* [Required work] In the data below, locate each line with the word "xlabel" and list it.

# start of Given entries

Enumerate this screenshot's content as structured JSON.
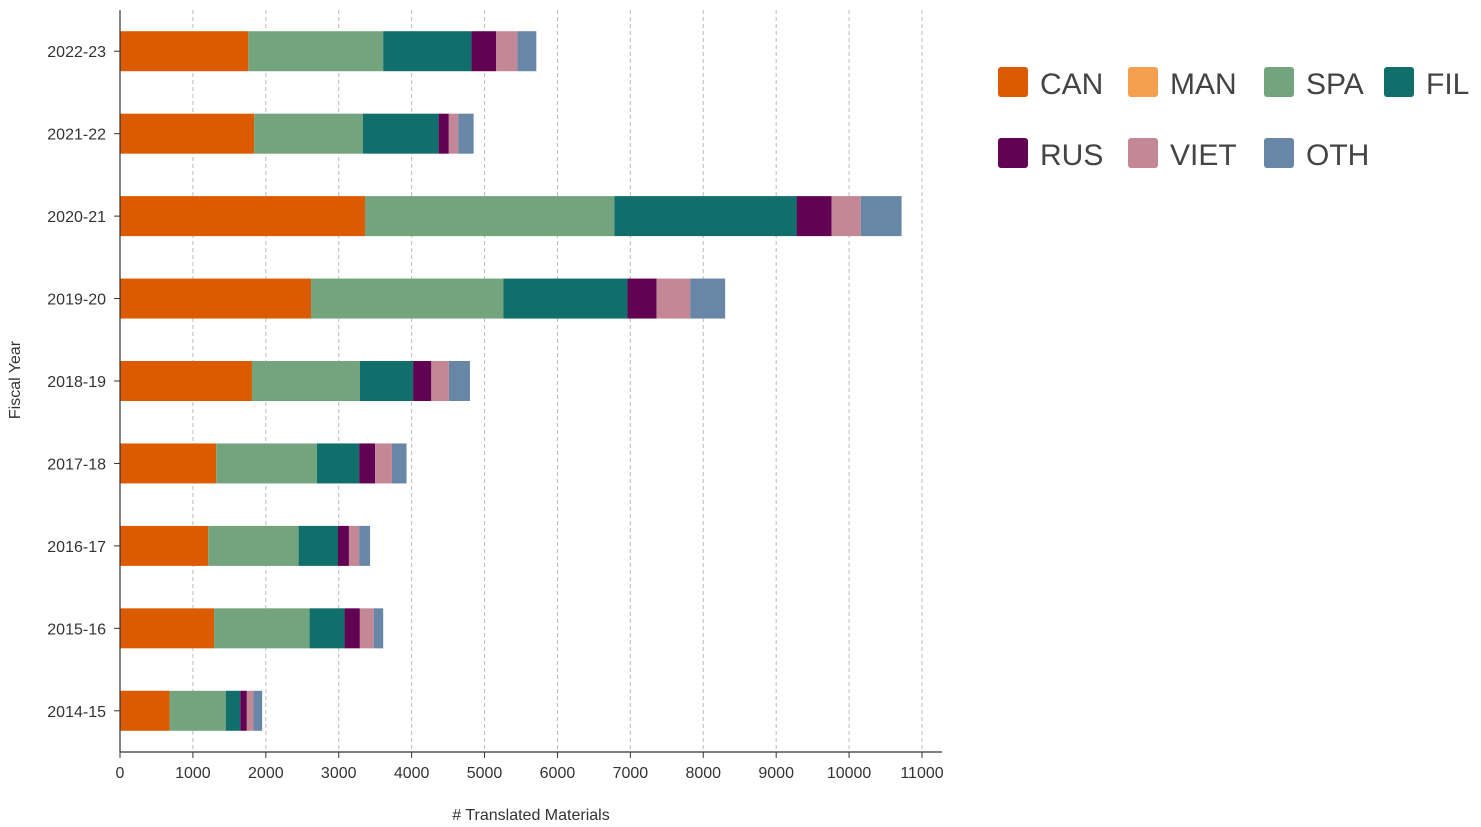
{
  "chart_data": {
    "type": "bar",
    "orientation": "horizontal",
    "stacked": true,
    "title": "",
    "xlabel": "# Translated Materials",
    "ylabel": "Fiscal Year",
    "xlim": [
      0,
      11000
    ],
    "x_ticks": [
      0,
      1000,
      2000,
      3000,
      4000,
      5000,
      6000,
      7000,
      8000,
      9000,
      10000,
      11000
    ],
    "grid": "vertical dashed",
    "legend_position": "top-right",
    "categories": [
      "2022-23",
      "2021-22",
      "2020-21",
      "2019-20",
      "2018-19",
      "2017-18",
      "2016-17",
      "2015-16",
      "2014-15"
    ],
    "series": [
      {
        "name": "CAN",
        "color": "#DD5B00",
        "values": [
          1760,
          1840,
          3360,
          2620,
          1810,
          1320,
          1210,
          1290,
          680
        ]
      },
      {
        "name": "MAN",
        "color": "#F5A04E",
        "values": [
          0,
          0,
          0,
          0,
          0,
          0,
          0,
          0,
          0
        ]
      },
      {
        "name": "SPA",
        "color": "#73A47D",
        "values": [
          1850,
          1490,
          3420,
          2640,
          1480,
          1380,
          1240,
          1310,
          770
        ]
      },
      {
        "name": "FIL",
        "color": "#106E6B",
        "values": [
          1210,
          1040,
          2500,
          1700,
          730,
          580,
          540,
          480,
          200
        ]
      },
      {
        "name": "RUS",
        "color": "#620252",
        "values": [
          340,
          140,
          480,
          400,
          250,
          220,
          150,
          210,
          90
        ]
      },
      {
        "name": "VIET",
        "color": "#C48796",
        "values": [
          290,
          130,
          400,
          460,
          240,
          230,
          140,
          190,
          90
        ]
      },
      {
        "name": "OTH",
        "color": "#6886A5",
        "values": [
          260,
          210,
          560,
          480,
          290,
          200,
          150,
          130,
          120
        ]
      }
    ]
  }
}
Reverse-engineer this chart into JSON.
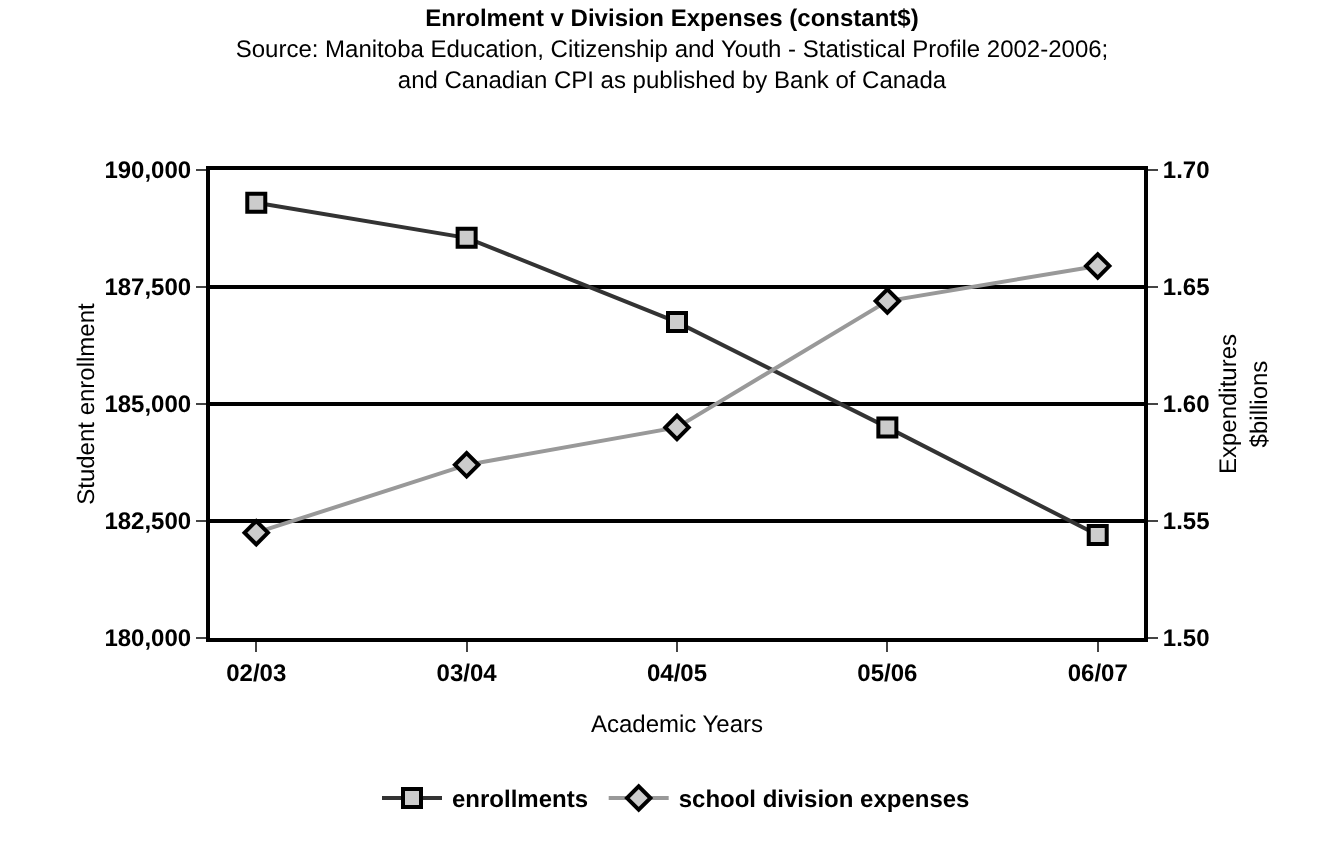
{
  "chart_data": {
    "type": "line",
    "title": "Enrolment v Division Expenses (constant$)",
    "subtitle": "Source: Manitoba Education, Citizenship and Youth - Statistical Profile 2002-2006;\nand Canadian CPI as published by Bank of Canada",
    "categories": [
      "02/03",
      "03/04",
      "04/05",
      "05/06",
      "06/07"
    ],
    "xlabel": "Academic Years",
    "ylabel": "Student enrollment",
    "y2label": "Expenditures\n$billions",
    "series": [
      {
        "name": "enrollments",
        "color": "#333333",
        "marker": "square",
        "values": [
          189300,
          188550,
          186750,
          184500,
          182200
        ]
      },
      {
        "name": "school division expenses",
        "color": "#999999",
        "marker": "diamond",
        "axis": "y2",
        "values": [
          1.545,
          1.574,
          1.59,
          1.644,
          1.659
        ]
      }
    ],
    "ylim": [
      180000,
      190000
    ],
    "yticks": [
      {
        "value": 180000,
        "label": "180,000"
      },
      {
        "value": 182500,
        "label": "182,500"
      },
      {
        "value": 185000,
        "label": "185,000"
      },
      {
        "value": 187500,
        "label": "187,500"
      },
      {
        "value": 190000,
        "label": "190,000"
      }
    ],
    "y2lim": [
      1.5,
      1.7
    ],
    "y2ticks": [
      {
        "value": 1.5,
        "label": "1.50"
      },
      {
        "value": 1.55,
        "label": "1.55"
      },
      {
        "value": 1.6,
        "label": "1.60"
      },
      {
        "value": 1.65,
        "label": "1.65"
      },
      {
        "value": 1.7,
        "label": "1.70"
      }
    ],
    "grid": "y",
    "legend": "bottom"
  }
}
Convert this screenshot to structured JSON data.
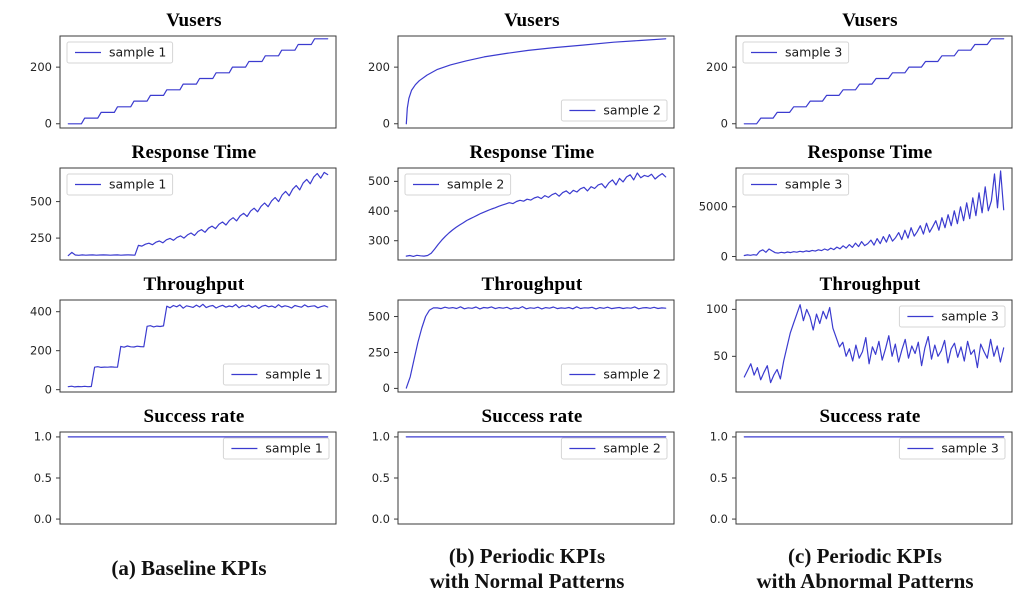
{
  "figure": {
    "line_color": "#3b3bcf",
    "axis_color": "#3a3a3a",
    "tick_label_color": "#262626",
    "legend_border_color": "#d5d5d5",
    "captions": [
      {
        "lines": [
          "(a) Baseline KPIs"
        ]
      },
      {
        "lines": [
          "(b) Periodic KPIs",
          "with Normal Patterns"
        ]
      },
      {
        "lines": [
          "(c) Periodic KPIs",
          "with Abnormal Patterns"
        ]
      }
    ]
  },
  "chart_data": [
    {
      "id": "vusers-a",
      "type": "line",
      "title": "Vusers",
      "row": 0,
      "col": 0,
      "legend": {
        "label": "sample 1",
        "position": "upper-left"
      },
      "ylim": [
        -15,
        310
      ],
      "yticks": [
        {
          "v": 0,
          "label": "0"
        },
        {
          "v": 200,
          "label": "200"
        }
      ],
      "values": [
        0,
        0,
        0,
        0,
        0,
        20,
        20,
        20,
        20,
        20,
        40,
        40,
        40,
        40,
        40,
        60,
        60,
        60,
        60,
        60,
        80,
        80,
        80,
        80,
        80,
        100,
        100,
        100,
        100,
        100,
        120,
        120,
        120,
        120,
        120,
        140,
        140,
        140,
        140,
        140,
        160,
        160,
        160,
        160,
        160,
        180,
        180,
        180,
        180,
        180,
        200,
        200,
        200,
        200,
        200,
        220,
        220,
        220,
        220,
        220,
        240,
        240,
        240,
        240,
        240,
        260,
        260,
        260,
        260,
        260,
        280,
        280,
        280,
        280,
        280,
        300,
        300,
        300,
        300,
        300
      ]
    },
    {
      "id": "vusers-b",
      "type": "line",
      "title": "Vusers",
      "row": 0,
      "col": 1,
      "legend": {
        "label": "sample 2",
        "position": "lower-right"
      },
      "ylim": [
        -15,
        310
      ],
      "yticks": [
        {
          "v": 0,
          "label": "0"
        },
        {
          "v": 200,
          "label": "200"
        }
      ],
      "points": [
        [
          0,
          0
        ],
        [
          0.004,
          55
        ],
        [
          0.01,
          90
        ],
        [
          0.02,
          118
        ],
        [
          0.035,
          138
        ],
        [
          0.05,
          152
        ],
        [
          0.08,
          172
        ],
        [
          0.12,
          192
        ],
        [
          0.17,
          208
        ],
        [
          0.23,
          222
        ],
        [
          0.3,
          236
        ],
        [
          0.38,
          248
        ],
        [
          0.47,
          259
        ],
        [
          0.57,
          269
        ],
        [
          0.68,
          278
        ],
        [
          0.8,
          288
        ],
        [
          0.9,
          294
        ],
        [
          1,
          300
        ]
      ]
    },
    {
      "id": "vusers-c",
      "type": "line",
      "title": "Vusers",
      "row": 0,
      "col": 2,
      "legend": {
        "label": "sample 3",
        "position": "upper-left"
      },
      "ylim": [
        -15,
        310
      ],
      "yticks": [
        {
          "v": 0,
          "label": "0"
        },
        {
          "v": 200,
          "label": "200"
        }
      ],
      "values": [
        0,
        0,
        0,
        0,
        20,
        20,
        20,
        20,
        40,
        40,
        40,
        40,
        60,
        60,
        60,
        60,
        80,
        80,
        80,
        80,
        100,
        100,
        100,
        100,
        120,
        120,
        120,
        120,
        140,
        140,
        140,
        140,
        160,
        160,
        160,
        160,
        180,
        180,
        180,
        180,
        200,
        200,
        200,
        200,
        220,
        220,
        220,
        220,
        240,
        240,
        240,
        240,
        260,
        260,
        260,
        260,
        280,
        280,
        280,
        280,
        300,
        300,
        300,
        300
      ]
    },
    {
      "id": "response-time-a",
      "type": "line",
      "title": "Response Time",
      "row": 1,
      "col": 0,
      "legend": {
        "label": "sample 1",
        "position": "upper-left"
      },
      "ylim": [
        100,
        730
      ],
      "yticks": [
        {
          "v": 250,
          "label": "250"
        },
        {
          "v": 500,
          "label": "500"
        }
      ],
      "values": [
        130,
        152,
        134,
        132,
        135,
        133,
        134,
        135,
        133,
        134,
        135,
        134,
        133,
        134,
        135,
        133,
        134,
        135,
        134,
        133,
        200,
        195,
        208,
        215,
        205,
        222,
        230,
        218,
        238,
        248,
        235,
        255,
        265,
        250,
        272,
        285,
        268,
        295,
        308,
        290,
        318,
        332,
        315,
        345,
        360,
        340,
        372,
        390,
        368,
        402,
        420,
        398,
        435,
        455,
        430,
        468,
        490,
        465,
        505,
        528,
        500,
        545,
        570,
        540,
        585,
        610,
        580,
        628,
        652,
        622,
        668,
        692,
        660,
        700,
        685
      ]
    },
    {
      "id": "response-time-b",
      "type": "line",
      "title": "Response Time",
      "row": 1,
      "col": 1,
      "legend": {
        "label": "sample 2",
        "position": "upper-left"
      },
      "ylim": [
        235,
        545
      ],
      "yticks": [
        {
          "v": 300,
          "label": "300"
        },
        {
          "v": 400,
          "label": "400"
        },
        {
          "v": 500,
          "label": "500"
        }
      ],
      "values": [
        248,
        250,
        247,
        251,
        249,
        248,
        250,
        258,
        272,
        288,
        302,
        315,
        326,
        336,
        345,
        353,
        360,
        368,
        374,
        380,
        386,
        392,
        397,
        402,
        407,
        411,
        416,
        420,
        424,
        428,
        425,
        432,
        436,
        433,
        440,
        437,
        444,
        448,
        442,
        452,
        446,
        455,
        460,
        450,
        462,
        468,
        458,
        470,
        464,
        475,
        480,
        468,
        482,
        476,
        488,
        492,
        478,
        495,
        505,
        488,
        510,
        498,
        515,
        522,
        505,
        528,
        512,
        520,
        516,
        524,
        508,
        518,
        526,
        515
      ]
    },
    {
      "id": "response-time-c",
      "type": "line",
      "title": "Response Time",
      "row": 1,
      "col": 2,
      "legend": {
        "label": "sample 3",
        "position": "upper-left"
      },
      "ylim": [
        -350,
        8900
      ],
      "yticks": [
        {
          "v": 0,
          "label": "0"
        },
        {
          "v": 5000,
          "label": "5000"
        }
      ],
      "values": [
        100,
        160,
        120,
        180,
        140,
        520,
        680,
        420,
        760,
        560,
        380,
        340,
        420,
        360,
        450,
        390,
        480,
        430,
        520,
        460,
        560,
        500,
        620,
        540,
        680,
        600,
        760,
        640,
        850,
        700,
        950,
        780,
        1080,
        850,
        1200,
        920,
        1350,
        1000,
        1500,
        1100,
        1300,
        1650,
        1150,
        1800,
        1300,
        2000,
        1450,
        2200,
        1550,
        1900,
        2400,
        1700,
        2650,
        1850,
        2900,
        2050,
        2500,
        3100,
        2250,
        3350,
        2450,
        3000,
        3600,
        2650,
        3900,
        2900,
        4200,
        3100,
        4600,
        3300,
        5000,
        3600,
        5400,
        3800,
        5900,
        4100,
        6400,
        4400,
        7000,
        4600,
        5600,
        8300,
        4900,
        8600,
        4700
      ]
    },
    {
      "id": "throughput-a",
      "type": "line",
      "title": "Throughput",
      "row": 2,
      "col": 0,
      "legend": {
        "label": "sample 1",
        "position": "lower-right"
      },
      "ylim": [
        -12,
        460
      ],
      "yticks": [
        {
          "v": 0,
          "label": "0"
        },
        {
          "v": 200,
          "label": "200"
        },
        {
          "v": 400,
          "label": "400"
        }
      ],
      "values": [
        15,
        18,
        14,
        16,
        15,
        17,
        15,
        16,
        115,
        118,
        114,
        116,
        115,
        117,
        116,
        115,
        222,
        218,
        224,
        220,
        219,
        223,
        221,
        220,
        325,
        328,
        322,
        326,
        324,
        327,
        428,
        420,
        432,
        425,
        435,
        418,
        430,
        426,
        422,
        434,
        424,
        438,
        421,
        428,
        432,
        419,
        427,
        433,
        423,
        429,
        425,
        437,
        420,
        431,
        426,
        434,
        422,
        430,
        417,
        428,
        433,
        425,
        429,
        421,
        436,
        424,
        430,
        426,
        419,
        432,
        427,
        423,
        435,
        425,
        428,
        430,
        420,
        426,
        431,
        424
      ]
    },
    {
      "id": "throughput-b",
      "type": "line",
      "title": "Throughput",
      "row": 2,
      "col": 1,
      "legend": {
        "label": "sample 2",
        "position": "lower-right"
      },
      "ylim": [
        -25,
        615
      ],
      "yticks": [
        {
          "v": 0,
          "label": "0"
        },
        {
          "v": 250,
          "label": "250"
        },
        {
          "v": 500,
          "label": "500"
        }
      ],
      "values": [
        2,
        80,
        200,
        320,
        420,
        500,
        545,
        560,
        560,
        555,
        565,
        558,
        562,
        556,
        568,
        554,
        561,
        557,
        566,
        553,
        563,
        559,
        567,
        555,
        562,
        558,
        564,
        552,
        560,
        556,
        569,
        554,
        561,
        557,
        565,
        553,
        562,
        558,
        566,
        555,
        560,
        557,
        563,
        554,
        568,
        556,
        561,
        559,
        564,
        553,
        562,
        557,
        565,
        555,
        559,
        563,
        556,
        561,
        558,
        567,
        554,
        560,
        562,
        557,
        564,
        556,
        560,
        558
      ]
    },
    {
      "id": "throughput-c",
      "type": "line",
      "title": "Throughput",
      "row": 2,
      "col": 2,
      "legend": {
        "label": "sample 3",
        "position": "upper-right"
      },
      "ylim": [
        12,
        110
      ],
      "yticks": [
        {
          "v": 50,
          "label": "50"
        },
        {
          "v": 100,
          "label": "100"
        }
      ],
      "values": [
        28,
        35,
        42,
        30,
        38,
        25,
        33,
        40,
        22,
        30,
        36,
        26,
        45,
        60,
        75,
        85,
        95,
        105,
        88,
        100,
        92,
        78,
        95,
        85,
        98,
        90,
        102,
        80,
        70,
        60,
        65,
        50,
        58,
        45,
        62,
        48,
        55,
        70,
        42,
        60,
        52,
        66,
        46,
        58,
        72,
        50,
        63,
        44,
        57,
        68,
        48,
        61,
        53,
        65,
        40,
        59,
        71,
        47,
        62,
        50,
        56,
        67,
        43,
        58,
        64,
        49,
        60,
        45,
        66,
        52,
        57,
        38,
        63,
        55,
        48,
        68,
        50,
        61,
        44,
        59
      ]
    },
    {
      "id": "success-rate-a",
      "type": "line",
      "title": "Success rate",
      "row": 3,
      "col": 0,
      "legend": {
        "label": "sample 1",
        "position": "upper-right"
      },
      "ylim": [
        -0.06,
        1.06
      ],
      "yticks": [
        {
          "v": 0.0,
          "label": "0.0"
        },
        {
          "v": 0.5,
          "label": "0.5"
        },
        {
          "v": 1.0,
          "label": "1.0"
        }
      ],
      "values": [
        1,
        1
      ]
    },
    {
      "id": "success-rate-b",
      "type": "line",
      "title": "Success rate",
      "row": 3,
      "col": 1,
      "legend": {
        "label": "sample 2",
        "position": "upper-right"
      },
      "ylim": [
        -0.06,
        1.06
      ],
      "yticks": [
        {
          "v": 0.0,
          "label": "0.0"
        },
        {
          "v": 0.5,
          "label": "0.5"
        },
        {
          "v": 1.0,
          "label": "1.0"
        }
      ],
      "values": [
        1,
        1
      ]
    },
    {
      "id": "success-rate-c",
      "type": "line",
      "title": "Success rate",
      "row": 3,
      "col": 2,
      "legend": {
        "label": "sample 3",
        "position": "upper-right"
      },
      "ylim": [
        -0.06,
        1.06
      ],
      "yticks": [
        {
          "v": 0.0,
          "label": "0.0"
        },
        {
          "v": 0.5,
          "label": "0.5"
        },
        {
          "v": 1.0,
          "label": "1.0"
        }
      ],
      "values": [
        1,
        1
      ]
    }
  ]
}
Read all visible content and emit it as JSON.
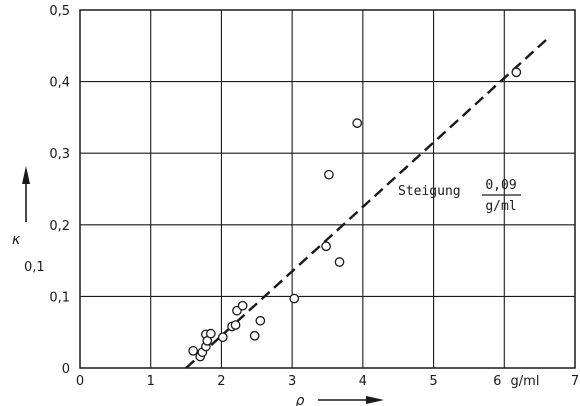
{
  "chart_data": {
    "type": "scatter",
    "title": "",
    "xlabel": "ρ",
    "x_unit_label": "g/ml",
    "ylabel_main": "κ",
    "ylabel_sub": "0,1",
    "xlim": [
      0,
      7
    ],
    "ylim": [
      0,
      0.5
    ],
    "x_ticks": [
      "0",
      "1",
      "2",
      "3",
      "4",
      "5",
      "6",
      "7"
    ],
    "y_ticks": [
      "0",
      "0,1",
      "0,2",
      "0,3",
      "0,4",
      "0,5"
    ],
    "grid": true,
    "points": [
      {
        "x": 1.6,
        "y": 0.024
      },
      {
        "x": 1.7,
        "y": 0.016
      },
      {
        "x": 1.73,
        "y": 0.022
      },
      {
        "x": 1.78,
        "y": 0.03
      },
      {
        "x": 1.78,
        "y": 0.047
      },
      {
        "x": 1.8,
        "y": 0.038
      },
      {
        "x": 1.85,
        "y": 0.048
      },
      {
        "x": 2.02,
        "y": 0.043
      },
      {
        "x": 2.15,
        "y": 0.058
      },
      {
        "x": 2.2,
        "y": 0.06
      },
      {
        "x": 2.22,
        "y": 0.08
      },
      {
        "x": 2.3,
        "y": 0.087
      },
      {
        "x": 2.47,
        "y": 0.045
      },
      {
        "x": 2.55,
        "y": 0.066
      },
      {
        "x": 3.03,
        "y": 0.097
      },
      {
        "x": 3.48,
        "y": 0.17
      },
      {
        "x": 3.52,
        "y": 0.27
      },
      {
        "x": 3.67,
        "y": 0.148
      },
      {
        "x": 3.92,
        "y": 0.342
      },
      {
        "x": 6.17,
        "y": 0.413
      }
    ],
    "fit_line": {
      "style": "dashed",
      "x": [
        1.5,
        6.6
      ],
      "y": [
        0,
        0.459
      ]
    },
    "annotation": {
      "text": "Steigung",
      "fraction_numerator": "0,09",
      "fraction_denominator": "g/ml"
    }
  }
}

# end of Given entries

* [Answer to the problem]
    "xlabel": "# Translated Materials",
    "xlabel": "Academic Years",
    "xlabel": "ρ",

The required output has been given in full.